━━━ Exercise materials

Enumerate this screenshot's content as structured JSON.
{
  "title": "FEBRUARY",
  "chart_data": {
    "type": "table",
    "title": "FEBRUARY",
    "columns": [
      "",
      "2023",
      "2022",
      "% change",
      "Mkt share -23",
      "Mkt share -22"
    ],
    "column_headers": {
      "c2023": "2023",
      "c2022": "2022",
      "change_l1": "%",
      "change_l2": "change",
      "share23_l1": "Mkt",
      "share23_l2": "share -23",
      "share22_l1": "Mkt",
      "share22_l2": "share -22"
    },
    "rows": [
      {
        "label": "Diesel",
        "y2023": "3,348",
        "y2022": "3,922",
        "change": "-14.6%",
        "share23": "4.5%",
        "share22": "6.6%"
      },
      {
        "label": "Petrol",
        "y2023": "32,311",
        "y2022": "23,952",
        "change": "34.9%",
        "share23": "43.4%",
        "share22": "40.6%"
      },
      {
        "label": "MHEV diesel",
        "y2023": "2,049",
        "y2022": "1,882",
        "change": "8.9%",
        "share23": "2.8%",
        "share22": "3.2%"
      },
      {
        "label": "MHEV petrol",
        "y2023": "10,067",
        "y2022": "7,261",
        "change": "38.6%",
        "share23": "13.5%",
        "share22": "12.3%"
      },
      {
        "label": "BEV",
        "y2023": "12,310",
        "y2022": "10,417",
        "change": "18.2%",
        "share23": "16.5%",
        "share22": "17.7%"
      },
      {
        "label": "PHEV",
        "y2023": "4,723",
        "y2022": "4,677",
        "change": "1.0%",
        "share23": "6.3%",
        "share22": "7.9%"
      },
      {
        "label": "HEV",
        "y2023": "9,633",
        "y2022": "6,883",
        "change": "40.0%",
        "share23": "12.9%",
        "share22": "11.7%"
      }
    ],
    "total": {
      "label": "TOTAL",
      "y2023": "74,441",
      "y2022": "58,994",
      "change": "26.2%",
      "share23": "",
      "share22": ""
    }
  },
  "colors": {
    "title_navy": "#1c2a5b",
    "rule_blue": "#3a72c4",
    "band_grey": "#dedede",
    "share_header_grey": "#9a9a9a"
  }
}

━━━━━━

*What is expected*:
Pull every line containing "label" from the data.

*Task answer*:
        "label": "Diesel",
        "label": "Petrol",
        "label": "MHEV diesel",
        "label": "MHEV petrol",
        "label": "BEV",
        "label": "PHEV",
        "label": "HEV",
      "label": "TOTAL",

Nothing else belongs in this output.